◆ **Exercise prompt**
The entries below need to be written out exactly, with no pictures included.

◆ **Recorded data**
···
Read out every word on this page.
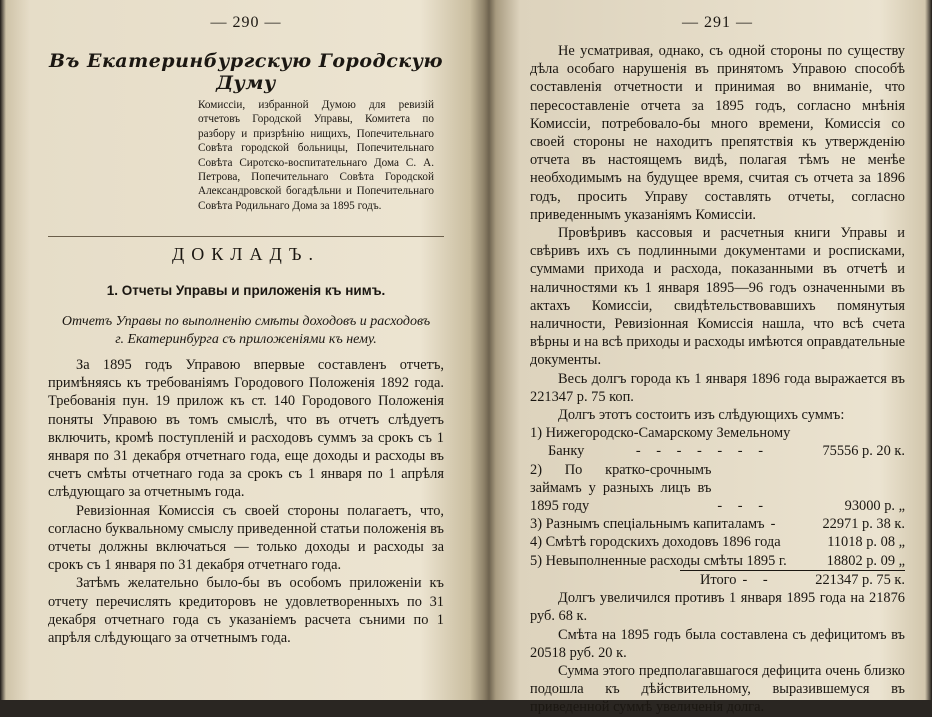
— 290 —
Въ Екатеринбургскую Городскую Думу
Комиссіи, избранной Думою для ревизій отчетовъ Городской Управы, Комитета по разбору и призрѣнію нищихъ, Попечительнаго Совѣта городской больницы, Попечительнаго Совѣта Сиротско-воспитательнаго Дома С. А. Петрова, Попечительнаго Совѣта Городской Александровской богадѣльни и Попечительнаго Совѣта Родильнаго Дома за 1895 годъ.
ДОКЛАДЪ.
1. Отчеты Управы и приложенія къ нимъ.
Отчетъ Управы по выполненію смѣты доходовъ и расходовъ г. Екатеринбурга съ приложеніями къ нему.

За 1895 годъ Управою впервые составленъ отчетъ, примѣняясь къ требованіямъ Городового Положенія 1892 года. Требованія пун. 19 прилож къ ст. 140 Городового Положенія поняты Управою въ томъ смыслѣ, что въ отчетъ слѣдуетъ включить, кромѣ поступленій и расходовъ суммъ за срокъ съ 1 января по 31 декабря отчетнаго года, еще доходы и расходы въ счетъ смѣты отчетнаго года за срокъ съ 1 января по 1 апрѣля слѣдующаго за отчетнымъ года.

Ревизіонная Комиссія съ своей стороны полагаетъ, что, согласно буквальному смыслу приведенной статьи положенія въ отчеты должны включаться — только доходы и расходы за срокъ съ 1 января по 31 декабря отчетнаго года.

Затѣмъ желательно было-бы въ особомъ приложеніи къ отчету перечислять кредиторовъ не удовлетворенныхъ по 31 декабря отчетнаго года съ указаніемъ расчета съними по 1 апрѣля слѣдующаго за отчетнымъ года.

— 291 —

Не усматривая, однако, съ одной стороны по существу дѣла особаго нарушенія въ принятомъ Управою способѣ составленія отчетности и принимая во вниманіе, что пересоставленіе отчета за 1895 годъ, согласно мнѣнія Комиссіи, потребовало-бы много времени, Комиссія со своей стороны не находитъ препятствія къ утвержденію отчета въ настоящемъ видѣ, полагая тѣмъ не менѣе необходимымъ на будущее время, считая съ отчета за 1896 годъ, просить Управу составлять отчеты, согласно приведеннымъ указаніямъ Комиссіи.

Провѣривъ кассовыя и расчетныя книги Управы и свѣривъ ихъ съ подлинными документами и росписками, суммами прихода и расхода, показанными въ отчетѣ и наличностями къ 1 января 1895—96 годъ означенными въ актахъ Комиссіи, свидѣтельствовавшихъ помянутыя наличности, Ревизіонная Комиссія нашла, что всѣ счета вѣрны и на всѣ приходы и расходы имѣются оправдательные документы.

Весь долгъ города къ 1 января 1896 года выражается въ 221347 р. 75 коп.

Долгъ этотъ состоитъ изъ слѣдующихъ суммъ:

1) Нижегородско-Самарскому Земельному
Банку	- - - - - - -	75556 р. 20 к.
2) По кратко-срочнымъ займамъ у разныхъ лицъ въ 1895 году	- - -	93000 р. „
3) Разнымъ спеціальнымъ капиталамъ -	22971 р. 38 к.
4) Смѣтѣ городскихъ доходовъ 1896 года	11018 р. 08 „
5) Невыполненные расходы смѣты 1895 г.	18802 р. 09 „
Итого - -	221347 р. 75 к.

Долгъ увеличился противъ 1 января 1895 года на 21876 руб. 68 к.

Смѣта на 1895 годъ была составлена съ дефицитомъ въ 20518 руб. 20 к.

Сумма этого предполагавшагося дефицита очень близко подошла къ дѣйствительному, выразившемуся въ приведенной суммѣ увеличенія долга.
···
◆ **Output**
Read out every word on this page.
— 290 —
Въ Екатеринбургскую Городскую Думу
Комиссіи, избранной Думою для ревизій отчетовъ Городской Управы, Комитета по разбору и призрѣнію нищихъ, Попечительнаго Совѣта городской больницы, Попечительнаго Совѣта Сиротско-воспитательнаго Дома С. А. Петрова, Попечительнаго Совѣта Городской Александровской богадѣльни и Попечительнаго Совѣта Родильнаго Дома за 1895 годъ.
ДОКЛАДЪ.
1. Отчеты Управы и приложенія къ нимъ.
Отчетъ Управы по выполненію смѣты доходовъ и расходовъ г. Екатеринбурга съ приложеніями къ нему.

За 1895 годъ Управою впервые составленъ отчетъ, примѣняясь къ требованіямъ Городового Положенія 1892 года. Требованія пун. 19 прилож къ ст. 140 Городового Положенія поняты Управою въ томъ смыслѣ, что въ отчетъ слѣдуетъ включить, кромѣ поступленій и расходовъ суммъ за срокъ съ 1 января по 31 декабря отчетнаго года, еще доходы и расходы въ счетъ смѣты отчетнаго года за срокъ съ 1 января по 1 апрѣля слѣдующаго за отчетнымъ года.

Ревизіонная Комиссія съ своей стороны полагаетъ, что, согласно буквальному смыслу приведенной статьи положенія въ отчеты должны включаться — только доходы и расходы за срокъ съ 1 января по 31 декабря отчетнаго года.

Затѣмъ желательно было-бы въ особомъ приложеніи къ отчету перечислять кредиторовъ не удовлетворенныхъ по 31 декабря отчетнаго года съ указаніемъ расчета съними по 1 апрѣля слѣдующаго за отчетнымъ года.

— 291 —

Не усматривая, однако, съ одной стороны по существу дѣла особаго нарушенія въ принятомъ Управою способѣ составленія отчетности и принимая во вниманіе, что пересоставленіе отчета за 1895 годъ, согласно мнѣнія Комиссіи, потребовало-бы много времени, Комиссія со своей стороны не находитъ препятствія къ утвержденію отчета въ настоящемъ видѣ, полагая тѣмъ не менѣе необходимымъ на будущее время, считая съ отчета за 1896 годъ, просить Управу составлять отчеты, согласно приведеннымъ указаніямъ Комиссіи.

Провѣривъ кассовыя и расчетныя книги Управы и свѣривъ ихъ съ подлинными документами и росписками, суммами прихода и расхода, показанными въ отчетѣ и наличностями къ 1 января 1895—96 годъ означенными въ актахъ Комиссіи, свидѣтельствовавшихъ помянутыя наличности, Ревизіонная Комиссія нашла, что всѣ счета вѣрны и на всѣ приходы и расходы имѣются оправдательные документы.

Весь долгъ города къ 1 января 1896 года выражается въ 221347 р. 75 коп.

Долгъ этотъ состоитъ изъ слѣдующихъ суммъ:

1) Нижегородско-Самарскому Земельному
Банку	- - - - - - -	75556 р. 20 к.
2) По кратко-срочнымъ займамъ у разныхъ лицъ въ 1895 году	- - -	93000 р. „
3) Разнымъ спеціальнымъ капиталамъ -	22971 р. 38 к.
4) Смѣтѣ городскихъ доходовъ 1896 года	11018 р. 08 „
5) Невыполненные расходы смѣты 1895 г.	18802 р. 09 „
Итого - -	221347 р. 75 к.

Долгъ увеличился противъ 1 января 1895 года на 21876 руб. 68 к.

Смѣта на 1895 годъ была составлена съ дефицитомъ въ 20518 руб. 20 к.

Сумма этого предполагавшагося дефицита очень близко подошла къ дѣйствительному, выразившемуся въ приведенной суммѣ увеличенія долга.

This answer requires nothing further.